- _Record list_
——————
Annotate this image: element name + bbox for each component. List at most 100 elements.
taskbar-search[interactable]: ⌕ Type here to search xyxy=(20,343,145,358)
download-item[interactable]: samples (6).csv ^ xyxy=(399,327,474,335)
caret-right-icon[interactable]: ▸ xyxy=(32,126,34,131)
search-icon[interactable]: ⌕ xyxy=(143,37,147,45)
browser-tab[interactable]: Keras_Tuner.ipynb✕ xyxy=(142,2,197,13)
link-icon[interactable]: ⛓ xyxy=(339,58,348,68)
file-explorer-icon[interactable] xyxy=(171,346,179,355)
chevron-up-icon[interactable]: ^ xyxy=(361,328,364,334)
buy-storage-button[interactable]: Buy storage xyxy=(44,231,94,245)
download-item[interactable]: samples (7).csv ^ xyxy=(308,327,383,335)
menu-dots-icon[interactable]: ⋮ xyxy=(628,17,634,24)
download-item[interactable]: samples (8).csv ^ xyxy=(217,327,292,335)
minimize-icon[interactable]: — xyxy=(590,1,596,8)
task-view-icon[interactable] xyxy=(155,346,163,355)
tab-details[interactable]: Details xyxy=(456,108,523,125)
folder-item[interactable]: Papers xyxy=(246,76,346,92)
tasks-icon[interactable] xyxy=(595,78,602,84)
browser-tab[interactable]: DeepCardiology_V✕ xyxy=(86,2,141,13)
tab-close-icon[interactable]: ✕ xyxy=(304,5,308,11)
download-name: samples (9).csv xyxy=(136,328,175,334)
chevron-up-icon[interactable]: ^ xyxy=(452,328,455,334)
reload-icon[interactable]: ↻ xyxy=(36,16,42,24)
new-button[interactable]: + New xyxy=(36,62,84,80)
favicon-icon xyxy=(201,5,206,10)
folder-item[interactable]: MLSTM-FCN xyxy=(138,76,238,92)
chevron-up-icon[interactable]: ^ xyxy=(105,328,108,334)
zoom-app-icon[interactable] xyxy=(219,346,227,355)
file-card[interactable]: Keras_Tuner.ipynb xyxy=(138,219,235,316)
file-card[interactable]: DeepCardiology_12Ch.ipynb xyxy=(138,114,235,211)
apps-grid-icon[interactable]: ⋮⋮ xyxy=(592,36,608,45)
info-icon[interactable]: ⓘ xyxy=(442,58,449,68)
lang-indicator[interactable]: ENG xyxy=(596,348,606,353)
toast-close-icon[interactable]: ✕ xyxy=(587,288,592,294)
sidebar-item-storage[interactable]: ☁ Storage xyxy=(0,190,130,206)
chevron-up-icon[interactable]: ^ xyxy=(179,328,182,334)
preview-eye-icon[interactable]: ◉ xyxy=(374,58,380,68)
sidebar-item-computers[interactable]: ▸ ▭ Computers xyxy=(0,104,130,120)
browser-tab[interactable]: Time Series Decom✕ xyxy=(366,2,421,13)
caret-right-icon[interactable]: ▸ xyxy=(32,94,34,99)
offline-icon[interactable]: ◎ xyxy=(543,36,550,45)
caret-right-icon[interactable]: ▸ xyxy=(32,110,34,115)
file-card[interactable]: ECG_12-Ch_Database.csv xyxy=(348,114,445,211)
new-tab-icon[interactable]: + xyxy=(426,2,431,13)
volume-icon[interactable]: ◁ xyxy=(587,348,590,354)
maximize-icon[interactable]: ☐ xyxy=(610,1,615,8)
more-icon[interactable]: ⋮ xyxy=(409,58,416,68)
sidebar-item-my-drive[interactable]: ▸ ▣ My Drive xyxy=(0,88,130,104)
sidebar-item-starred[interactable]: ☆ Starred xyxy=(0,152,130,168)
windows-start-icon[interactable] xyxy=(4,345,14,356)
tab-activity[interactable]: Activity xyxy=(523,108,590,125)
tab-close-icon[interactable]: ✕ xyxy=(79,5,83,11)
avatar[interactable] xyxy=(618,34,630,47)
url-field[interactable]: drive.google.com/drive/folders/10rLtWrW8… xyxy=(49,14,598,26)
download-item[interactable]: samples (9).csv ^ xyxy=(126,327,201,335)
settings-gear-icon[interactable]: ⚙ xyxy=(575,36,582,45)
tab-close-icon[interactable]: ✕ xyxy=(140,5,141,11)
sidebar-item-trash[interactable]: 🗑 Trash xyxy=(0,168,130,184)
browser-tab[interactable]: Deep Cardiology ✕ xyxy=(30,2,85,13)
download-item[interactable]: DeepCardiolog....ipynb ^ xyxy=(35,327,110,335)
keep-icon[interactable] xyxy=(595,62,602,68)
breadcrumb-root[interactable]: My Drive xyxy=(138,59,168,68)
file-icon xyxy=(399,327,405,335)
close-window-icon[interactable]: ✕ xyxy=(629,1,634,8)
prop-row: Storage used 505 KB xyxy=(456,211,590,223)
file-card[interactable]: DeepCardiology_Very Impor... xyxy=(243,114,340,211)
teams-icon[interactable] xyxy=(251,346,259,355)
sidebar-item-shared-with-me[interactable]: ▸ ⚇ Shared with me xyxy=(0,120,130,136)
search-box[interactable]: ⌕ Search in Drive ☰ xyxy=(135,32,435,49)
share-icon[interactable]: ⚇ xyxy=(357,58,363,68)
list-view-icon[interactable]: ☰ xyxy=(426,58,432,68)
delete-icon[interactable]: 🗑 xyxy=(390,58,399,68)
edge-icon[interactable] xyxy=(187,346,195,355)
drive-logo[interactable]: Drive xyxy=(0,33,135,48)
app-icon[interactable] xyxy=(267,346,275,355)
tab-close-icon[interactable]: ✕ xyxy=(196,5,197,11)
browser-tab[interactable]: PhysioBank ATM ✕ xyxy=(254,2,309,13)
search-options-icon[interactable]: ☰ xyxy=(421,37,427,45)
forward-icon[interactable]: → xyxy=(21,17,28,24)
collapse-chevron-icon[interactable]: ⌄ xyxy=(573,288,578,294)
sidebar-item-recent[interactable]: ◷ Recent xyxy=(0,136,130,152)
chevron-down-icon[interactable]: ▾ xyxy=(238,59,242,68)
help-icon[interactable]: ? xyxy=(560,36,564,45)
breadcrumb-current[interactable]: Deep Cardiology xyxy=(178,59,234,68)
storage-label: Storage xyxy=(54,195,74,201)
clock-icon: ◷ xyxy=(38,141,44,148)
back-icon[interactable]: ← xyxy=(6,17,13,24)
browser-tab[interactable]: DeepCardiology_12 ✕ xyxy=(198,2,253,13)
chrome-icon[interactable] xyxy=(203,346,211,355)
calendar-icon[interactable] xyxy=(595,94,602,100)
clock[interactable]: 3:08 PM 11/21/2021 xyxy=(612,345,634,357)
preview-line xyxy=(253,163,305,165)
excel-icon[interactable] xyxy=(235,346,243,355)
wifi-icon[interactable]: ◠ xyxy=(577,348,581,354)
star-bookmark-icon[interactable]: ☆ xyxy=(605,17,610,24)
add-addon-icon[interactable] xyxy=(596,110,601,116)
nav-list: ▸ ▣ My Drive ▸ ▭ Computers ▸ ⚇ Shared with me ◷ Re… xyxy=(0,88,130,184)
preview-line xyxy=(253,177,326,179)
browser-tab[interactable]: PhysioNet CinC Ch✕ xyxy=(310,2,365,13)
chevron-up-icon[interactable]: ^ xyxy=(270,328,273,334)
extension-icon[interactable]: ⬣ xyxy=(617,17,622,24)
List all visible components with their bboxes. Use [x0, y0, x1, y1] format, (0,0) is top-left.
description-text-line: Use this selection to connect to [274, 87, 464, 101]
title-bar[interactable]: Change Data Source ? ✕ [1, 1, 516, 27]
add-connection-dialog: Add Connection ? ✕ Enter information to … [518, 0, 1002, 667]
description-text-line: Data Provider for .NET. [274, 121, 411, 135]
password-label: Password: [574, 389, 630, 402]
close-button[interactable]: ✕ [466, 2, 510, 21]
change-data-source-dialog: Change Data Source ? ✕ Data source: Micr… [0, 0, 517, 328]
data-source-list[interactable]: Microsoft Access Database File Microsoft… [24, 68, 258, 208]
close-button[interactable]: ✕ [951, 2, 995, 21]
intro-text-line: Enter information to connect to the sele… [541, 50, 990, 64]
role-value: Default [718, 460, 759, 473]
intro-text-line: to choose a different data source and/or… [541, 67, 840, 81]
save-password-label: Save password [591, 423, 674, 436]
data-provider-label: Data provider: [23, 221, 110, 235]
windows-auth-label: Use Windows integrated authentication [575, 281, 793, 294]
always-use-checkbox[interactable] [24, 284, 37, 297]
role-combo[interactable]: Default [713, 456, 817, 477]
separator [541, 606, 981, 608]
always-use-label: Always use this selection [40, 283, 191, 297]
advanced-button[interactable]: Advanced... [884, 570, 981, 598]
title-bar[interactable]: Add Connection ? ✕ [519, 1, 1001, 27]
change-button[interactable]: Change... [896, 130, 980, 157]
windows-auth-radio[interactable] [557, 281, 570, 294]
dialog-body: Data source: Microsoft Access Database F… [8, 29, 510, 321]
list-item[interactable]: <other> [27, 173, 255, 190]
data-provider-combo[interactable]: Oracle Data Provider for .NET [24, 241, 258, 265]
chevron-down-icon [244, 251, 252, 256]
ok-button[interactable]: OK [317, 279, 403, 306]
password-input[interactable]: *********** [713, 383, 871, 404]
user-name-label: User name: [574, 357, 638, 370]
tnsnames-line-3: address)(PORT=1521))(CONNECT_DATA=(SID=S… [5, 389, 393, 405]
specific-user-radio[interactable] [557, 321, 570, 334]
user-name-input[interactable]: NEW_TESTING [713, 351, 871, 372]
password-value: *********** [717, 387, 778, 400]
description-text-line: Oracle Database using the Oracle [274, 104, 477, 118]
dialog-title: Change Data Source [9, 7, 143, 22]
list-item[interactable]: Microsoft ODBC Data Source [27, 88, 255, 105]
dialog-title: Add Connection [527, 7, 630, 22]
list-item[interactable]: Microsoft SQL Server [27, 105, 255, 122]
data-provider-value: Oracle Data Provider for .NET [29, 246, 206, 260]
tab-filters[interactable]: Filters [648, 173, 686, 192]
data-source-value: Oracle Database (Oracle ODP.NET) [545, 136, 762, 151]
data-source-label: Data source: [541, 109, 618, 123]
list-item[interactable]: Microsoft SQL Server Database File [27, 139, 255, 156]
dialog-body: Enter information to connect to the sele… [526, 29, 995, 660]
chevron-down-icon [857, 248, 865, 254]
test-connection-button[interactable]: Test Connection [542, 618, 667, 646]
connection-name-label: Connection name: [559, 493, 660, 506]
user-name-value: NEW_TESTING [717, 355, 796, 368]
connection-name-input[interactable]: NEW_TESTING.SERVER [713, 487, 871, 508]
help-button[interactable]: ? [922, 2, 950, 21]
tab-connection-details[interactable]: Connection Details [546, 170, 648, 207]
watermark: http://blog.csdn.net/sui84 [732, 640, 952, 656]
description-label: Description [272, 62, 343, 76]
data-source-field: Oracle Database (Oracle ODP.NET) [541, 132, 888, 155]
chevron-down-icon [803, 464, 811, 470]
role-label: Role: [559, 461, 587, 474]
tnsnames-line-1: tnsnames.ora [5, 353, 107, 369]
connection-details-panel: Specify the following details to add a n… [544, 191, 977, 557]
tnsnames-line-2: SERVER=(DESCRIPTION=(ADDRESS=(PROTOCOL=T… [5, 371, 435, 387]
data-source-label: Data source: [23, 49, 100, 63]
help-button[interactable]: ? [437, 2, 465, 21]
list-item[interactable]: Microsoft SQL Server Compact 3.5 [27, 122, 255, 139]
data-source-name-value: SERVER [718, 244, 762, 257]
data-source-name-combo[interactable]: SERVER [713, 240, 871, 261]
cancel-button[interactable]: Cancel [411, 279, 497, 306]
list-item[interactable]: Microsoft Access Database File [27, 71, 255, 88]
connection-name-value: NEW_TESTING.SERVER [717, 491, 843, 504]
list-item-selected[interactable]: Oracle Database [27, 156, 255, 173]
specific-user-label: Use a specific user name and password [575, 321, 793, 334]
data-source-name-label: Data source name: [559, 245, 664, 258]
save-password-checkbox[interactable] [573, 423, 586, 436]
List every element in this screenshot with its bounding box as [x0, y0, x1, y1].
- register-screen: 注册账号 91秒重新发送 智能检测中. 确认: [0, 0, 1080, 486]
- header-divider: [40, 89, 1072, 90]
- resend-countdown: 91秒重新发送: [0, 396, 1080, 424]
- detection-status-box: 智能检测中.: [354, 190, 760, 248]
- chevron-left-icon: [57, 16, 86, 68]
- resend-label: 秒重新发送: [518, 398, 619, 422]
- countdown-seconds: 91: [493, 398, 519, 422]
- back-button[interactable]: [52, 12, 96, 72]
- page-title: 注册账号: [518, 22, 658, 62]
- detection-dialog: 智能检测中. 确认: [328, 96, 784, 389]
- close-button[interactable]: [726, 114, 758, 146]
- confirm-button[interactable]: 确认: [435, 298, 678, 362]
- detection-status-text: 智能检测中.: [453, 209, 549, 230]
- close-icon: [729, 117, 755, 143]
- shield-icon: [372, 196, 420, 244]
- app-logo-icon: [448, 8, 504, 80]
——————
Copy the rows from the first one up to and including the line with "chevron-up-icon[interactable]: ^ xyxy=(452,328,455,334)", switching every "download-item" to "download-entry" and leaving the rest unchanged. Output only those lines.

Annotate this image: element name + bbox for each component. List at most 100 elements.
taskbar-search[interactable]: ⌕ Type here to search xyxy=(20,343,145,358)
download-entry[interactable]: samples (6).csv ^ xyxy=(399,327,474,335)
caret-right-icon[interactable]: ▸ xyxy=(32,126,34,131)
search-icon[interactable]: ⌕ xyxy=(143,37,147,45)
browser-tab[interactable]: Keras_Tuner.ipynb✕ xyxy=(142,2,197,13)
link-icon[interactable]: ⛓ xyxy=(339,58,348,68)
file-explorer-icon[interactable] xyxy=(171,346,179,355)
chevron-up-icon[interactable]: ^ xyxy=(361,328,364,334)
buy-storage-button[interactable]: Buy storage xyxy=(44,231,94,245)
download-entry[interactable]: samples (7).csv ^ xyxy=(308,327,383,335)
menu-dots-icon[interactable]: ⋮ xyxy=(628,17,634,24)
download-entry[interactable]: samples (8).csv ^ xyxy=(217,327,292,335)
minimize-icon[interactable]: — xyxy=(590,1,596,8)
task-view-icon[interactable] xyxy=(155,346,163,355)
tab-details[interactable]: Details xyxy=(456,108,523,125)
folder-item[interactable]: Papers xyxy=(246,76,346,92)
tasks-icon[interactable] xyxy=(595,78,602,84)
browser-tab[interactable]: DeepCardiology_V✕ xyxy=(86,2,141,13)
tab-close-icon[interactable]: ✕ xyxy=(304,5,308,11)
download-name: samples (9).csv xyxy=(136,328,175,334)
chevron-up-icon[interactable]: ^ xyxy=(452,328,455,334)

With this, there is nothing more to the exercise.